● Raw records
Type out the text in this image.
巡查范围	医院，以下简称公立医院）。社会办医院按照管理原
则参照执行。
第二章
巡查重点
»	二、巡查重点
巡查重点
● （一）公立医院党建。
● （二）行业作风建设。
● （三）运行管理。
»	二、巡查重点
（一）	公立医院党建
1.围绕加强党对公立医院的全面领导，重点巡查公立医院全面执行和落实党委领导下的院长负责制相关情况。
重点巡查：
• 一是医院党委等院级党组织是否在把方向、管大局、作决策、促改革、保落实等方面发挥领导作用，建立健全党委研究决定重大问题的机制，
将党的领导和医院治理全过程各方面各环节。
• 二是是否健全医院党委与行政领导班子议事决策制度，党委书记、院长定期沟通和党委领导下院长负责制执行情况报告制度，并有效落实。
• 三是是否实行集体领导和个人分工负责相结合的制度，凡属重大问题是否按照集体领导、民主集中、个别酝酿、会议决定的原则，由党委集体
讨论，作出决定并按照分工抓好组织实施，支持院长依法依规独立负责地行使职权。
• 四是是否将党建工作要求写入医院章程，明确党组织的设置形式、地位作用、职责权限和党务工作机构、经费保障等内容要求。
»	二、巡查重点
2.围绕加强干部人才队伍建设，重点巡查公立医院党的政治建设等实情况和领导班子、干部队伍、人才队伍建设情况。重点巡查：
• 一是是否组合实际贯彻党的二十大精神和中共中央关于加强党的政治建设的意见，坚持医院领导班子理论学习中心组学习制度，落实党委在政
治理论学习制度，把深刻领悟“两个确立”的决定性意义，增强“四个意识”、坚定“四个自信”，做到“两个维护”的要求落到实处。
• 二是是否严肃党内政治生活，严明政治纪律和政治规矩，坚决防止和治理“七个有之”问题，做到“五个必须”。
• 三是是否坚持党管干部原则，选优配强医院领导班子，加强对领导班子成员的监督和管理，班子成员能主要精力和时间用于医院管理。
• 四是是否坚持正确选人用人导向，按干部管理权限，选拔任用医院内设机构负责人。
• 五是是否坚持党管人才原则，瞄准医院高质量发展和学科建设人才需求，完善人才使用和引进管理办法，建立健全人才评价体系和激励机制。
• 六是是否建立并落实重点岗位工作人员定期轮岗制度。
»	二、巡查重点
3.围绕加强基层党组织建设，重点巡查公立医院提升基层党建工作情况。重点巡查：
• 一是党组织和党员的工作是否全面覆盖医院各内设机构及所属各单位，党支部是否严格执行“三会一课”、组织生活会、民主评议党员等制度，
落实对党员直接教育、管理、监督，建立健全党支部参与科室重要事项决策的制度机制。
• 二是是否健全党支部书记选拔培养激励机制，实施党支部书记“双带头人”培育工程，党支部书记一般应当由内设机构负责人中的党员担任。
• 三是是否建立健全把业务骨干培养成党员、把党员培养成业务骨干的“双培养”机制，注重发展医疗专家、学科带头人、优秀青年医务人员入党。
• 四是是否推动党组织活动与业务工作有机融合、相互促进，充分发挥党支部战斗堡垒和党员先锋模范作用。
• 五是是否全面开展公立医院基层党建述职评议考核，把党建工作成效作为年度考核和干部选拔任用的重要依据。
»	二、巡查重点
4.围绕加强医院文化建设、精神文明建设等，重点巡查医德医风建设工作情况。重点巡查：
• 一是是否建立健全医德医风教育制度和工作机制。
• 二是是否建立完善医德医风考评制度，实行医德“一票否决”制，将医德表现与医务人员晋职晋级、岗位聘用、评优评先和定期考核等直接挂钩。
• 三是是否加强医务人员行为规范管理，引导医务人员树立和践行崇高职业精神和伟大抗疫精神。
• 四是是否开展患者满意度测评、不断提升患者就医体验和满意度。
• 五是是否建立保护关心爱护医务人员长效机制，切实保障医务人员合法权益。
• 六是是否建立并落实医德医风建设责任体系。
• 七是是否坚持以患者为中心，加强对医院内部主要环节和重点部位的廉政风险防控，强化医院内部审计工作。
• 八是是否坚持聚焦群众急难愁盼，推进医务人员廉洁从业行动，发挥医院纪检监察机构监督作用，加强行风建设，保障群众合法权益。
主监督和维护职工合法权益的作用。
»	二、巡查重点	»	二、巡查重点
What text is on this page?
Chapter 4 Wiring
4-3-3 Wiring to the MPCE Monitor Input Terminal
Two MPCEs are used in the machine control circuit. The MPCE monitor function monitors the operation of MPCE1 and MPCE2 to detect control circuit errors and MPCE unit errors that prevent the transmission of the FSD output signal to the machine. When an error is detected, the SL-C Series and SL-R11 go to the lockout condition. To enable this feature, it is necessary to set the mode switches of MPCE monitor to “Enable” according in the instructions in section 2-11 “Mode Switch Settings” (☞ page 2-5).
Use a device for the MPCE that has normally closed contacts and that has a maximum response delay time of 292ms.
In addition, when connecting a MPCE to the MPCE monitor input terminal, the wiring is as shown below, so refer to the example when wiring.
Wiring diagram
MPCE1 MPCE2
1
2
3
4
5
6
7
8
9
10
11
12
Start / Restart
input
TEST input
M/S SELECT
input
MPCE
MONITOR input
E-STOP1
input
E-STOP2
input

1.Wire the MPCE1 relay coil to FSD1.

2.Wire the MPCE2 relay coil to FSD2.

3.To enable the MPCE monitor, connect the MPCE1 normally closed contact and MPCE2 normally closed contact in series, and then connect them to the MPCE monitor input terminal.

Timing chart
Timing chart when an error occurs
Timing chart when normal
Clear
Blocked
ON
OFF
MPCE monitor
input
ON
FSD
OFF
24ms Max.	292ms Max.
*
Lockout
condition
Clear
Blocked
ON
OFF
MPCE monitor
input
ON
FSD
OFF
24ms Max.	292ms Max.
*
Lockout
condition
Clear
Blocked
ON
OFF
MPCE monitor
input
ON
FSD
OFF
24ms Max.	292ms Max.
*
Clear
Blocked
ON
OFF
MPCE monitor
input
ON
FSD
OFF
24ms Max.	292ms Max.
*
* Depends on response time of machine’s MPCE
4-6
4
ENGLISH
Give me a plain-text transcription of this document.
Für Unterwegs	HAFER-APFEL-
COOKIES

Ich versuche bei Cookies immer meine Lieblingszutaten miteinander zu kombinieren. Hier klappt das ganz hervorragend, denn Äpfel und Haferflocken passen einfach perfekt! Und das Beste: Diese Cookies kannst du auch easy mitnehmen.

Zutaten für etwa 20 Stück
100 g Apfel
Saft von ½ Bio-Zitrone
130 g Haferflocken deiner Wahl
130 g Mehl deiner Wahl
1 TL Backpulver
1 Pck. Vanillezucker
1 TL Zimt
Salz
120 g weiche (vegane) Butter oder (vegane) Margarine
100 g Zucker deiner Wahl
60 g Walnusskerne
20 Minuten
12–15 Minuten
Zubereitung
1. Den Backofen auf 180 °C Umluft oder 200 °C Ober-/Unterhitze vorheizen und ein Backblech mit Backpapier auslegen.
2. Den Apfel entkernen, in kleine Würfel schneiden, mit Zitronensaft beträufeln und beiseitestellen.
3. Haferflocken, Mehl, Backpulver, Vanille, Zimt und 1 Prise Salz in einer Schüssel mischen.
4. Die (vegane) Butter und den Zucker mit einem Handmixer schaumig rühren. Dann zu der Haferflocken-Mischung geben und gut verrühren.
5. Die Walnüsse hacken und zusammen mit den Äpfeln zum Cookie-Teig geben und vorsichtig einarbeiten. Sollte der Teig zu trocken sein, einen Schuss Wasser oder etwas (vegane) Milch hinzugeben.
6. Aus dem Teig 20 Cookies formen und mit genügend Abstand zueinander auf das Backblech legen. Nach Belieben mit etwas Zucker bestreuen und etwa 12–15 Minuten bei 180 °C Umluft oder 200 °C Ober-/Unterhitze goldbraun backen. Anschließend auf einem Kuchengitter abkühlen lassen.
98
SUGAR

● Do this
From the entries above, list each line with "Mehl" in it.

● Solution to this exercise
130 g Mehl deiner Wahl
3. Haferflocken, Mehl, Backpulver, Vanille, Zimt und 1 Prise Salz in einer Schüssel mischen.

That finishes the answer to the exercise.